Using the listing below, copy every line that mentions "structure".

[Records that describe figures]

⁂

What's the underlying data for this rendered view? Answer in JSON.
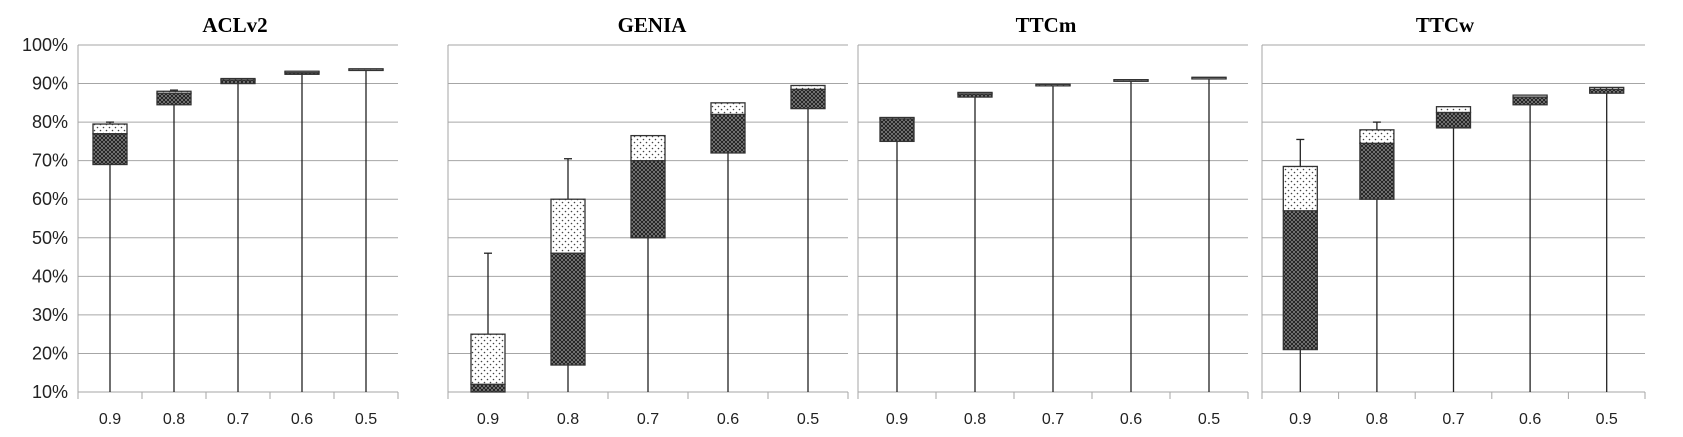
{
  "chart_data": {
    "type": "box",
    "y_axis": {
      "ylim": [
        10,
        100
      ],
      "ticks": [
        "10%",
        "20%",
        "30%",
        "40%",
        "50%",
        "60%",
        "70%",
        "80%",
        "90%",
        "100%"
      ],
      "grid": true
    },
    "panels": [
      {
        "title": "ACLv2",
        "categories": [
          "0.9",
          "0.8",
          "0.7",
          "0.6",
          "0.5"
        ],
        "boxes": [
          {
            "min": 10,
            "q1": 69,
            "median": 77,
            "q3": 79.5,
            "max": 80
          },
          {
            "min": 10,
            "q1": 84.5,
            "median": 87.5,
            "q3": 88,
            "max": 88.3
          },
          {
            "min": 10,
            "q1": 90,
            "median": 91,
            "q3": 91.3,
            "max": 91.3
          },
          {
            "min": 10,
            "q1": 92.4,
            "median": 93,
            "q3": 93.2,
            "max": 93.2
          },
          {
            "min": 10,
            "q1": 93.5,
            "median": 93.8,
            "q3": 93.8,
            "max": 93.8
          }
        ]
      },
      {
        "title": "GENIA",
        "categories": [
          "0.9",
          "0.8",
          "0.7",
          "0.6",
          "0.5"
        ],
        "boxes": [
          {
            "min": 10,
            "q1": 10,
            "median": 12,
            "q3": 25,
            "max": 46
          },
          {
            "min": 10,
            "q1": 17,
            "median": 46,
            "q3": 60,
            "max": 70.5
          },
          {
            "min": 10,
            "q1": 50,
            "median": 70,
            "q3": 76.5,
            "max": 76.5
          },
          {
            "min": 10,
            "q1": 72,
            "median": 82,
            "q3": 85,
            "max": 85
          },
          {
            "min": 10,
            "q1": 83.5,
            "median": 88.5,
            "q3": 89.5,
            "max": 89.5
          }
        ]
      },
      {
        "title": "TTCm",
        "categories": [
          "0.9",
          "0.8",
          "0.7",
          "0.6",
          "0.5"
        ],
        "boxes": [
          {
            "min": 10,
            "q1": 75,
            "median": 81,
            "q3": 81.2,
            "max": 81.2
          },
          {
            "min": 10,
            "q1": 86.5,
            "median": 87.5,
            "q3": 87.7,
            "max": 87.7
          },
          {
            "min": 10,
            "q1": 89.5,
            "median": 89.8,
            "q3": 89.8,
            "max": 89.8
          },
          {
            "min": 10,
            "q1": 90.8,
            "median": 91,
            "q3": 91,
            "max": 91
          },
          {
            "min": 10,
            "q1": 91.5,
            "median": 91.6,
            "q3": 91.6,
            "max": 91.6
          }
        ]
      },
      {
        "title": "TTCw",
        "categories": [
          "0.9",
          "0.8",
          "0.7",
          "0.6",
          "0.5"
        ],
        "boxes": [
          {
            "min": 10,
            "q1": 21,
            "median": 57,
            "q3": 68.5,
            "max": 75.5
          },
          {
            "min": 10,
            "q1": 60,
            "median": 74.5,
            "q3": 78,
            "max": 80
          },
          {
            "min": 10,
            "q1": 78.5,
            "median": 82.5,
            "q3": 84,
            "max": 84
          },
          {
            "min": 10,
            "q1": 84.5,
            "median": 86.5,
            "q3": 87,
            "max": 87
          },
          {
            "min": 10,
            "q1": 87.5,
            "median": 88.5,
            "q3": 89,
            "max": 89
          }
        ]
      }
    ]
  }
}
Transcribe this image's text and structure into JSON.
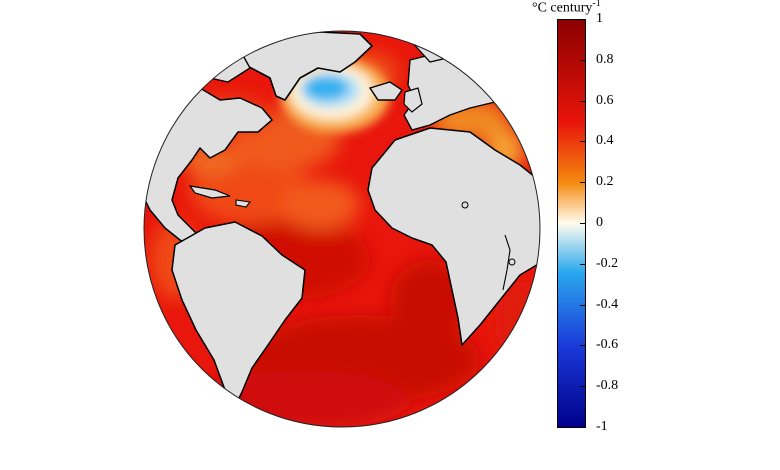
{
  "colorbar": {
    "unit_main": "°C century",
    "unit_exponent": "-1",
    "ticks": [
      "1",
      "0.8",
      "0.6",
      "0.4",
      "0.2",
      "0",
      "-0.2",
      "-0.4",
      "-0.6",
      "-0.8",
      "-1"
    ],
    "range": [
      -1,
      1
    ],
    "colors": {
      "max": "#8b0000",
      "high": "#e8140a",
      "mid_high": "#f58a10",
      "zero": "#fffcf0",
      "mid_low": "#2aa8ee",
      "low": "#1a3ad8",
      "min": "#00008b"
    }
  },
  "map": {
    "projection": "orthographic",
    "center": "Atlantic Ocean",
    "land_color": "#e0e0e0",
    "coast_color": "#000000"
  }
}
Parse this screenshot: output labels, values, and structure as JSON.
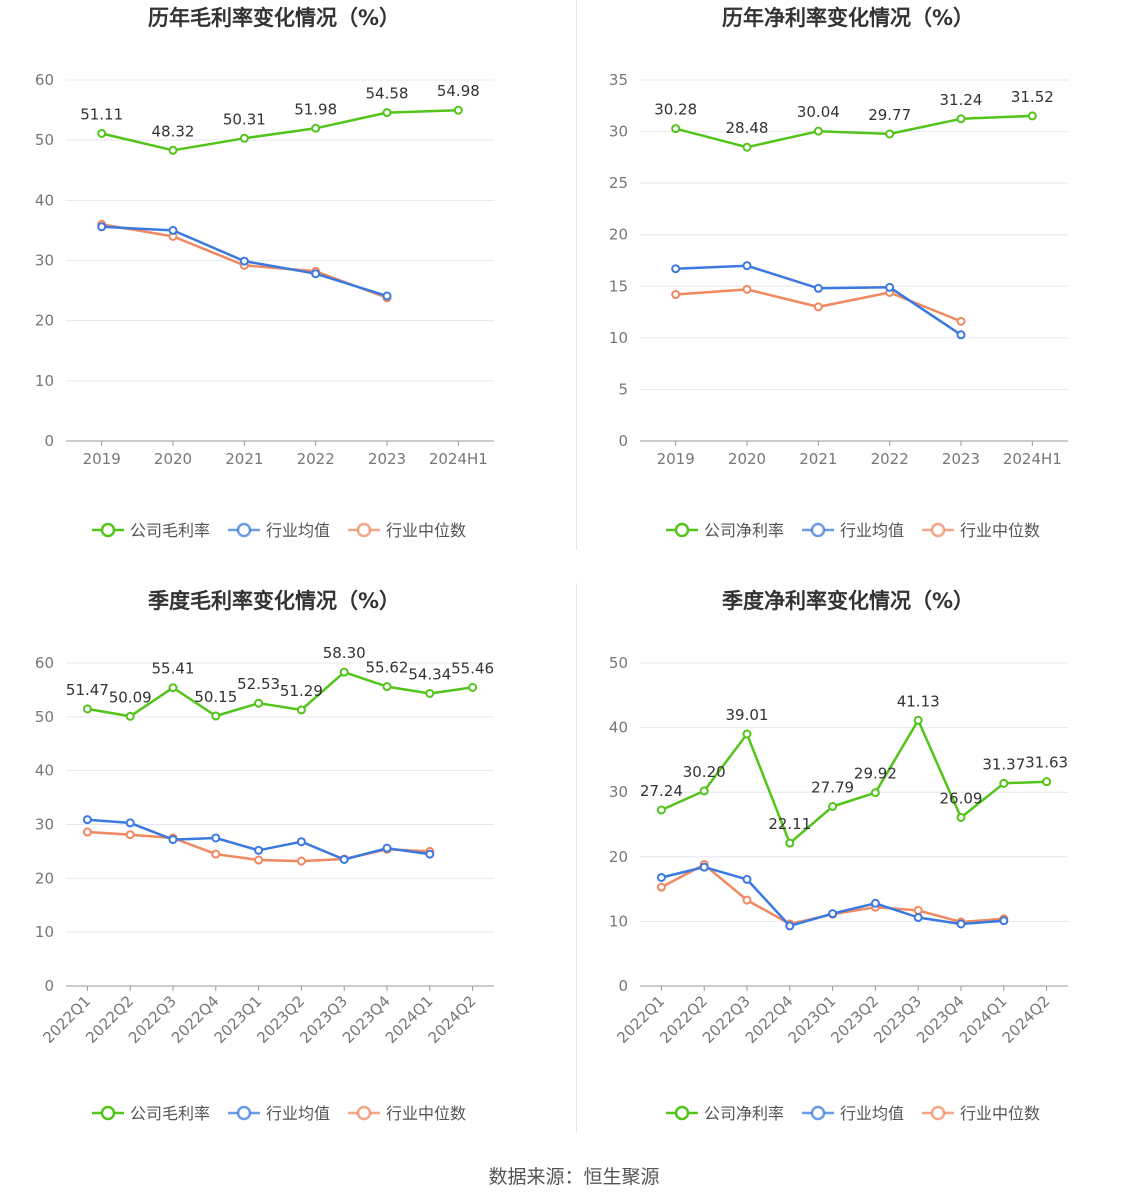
{
  "source_label": "数据来源：恒生聚源",
  "colors": {
    "company": "#52c41a",
    "industry_avg": "#3b79e0",
    "industry_median": "#f08860"
  },
  "chart_data": [
    {
      "type": "line",
      "title": "历年毛利率变化情况（%）",
      "categories": [
        "2019",
        "2020",
        "2021",
        "2022",
        "2023",
        "2024H1"
      ],
      "ylim": [
        0,
        60
      ],
      "yticks": [
        0,
        10,
        20,
        30,
        40,
        50,
        60
      ],
      "grid": true,
      "legend_position": "bottom",
      "series": [
        {
          "name": "公司毛利率",
          "values": [
            51.11,
            48.32,
            50.31,
            51.98,
            54.58,
            54.98
          ],
          "labels": [
            "51.11",
            "48.32",
            "50.31",
            "51.98",
            "54.58",
            "54.98"
          ]
        },
        {
          "name": "行业均值",
          "values": [
            35.6,
            35.0,
            29.9,
            27.8,
            24.1,
            null
          ]
        },
        {
          "name": "行业中位数",
          "values": [
            36.0,
            34.0,
            29.2,
            28.2,
            23.8,
            null
          ]
        }
      ]
    },
    {
      "type": "line",
      "title": "历年净利率变化情况（%）",
      "categories": [
        "2019",
        "2020",
        "2021",
        "2022",
        "2023",
        "2024H1"
      ],
      "ylim": [
        0,
        35
      ],
      "yticks": [
        0,
        5,
        10,
        15,
        20,
        25,
        30,
        35
      ],
      "grid": true,
      "legend_position": "bottom",
      "series": [
        {
          "name": "公司净利率",
          "values": [
            30.28,
            28.48,
            30.04,
            29.77,
            31.24,
            31.52
          ],
          "labels": [
            "30.28",
            "28.48",
            "30.04",
            "29.77",
            "31.24",
            "31.52"
          ]
        },
        {
          "name": "行业均值",
          "values": [
            16.7,
            17.0,
            14.8,
            14.9,
            10.3,
            null
          ]
        },
        {
          "name": "行业中位数",
          "values": [
            14.2,
            14.7,
            13.0,
            14.4,
            11.6,
            null
          ]
        }
      ]
    },
    {
      "type": "line",
      "title": "季度毛利率变化情况（%）",
      "categories": [
        "2022Q1",
        "2022Q2",
        "2022Q3",
        "2022Q4",
        "2023Q1",
        "2023Q2",
        "2023Q3",
        "2023Q4",
        "2024Q1",
        "2024Q2"
      ],
      "ylim": [
        0,
        60
      ],
      "yticks": [
        0,
        10,
        20,
        30,
        40,
        50,
        60
      ],
      "grid": true,
      "legend_position": "bottom",
      "series": [
        {
          "name": "公司毛利率",
          "values": [
            51.47,
            50.09,
            55.41,
            50.15,
            52.53,
            51.29,
            58.3,
            55.62,
            54.34,
            55.46
          ],
          "labels": [
            "51.47",
            "50.09",
            "55.41",
            "50.15",
            "52.53",
            "51.29",
            "58.30",
            "55.62",
            "54.34",
            "55.46"
          ]
        },
        {
          "name": "行业均值",
          "values": [
            30.9,
            30.3,
            27.2,
            27.5,
            25.2,
            26.8,
            23.5,
            25.6,
            24.5,
            null
          ]
        },
        {
          "name": "行业中位数",
          "values": [
            28.6,
            28.1,
            27.5,
            24.5,
            23.4,
            23.2,
            23.6,
            25.4,
            25.0,
            null
          ]
        }
      ]
    },
    {
      "type": "line",
      "title": "季度净利率变化情况（%）",
      "categories": [
        "2022Q1",
        "2022Q2",
        "2022Q3",
        "2022Q4",
        "2023Q1",
        "2023Q2",
        "2023Q3",
        "2023Q4",
        "2024Q1",
        "2024Q2"
      ],
      "ylim": [
        0,
        50
      ],
      "yticks": [
        0,
        10,
        20,
        30,
        40,
        50
      ],
      "grid": true,
      "legend_position": "bottom",
      "series": [
        {
          "name": "公司净利率",
          "values": [
            27.24,
            30.2,
            39.01,
            22.11,
            27.79,
            29.92,
            41.13,
            26.09,
            31.37,
            31.63
          ],
          "labels": [
            "27.24",
            "30.20",
            "39.01",
            "22.11",
            "27.79",
            "29.92",
            "41.13",
            "26.09",
            "31.37",
            "31.63"
          ]
        },
        {
          "name": "行业均值",
          "values": [
            16.8,
            18.4,
            16.5,
            9.3,
            11.2,
            12.8,
            10.6,
            9.6,
            10.1,
            null
          ]
        },
        {
          "name": "行业中位数",
          "values": [
            15.3,
            18.8,
            13.3,
            9.6,
            11.1,
            12.2,
            11.7,
            9.9,
            10.4,
            null
          ]
        }
      ]
    }
  ]
}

⁂

## EXPECTED ANSWER
Transcribe this image's text and structure into JSON.
Parse this screenshot: output labels, values, and structure as JSON.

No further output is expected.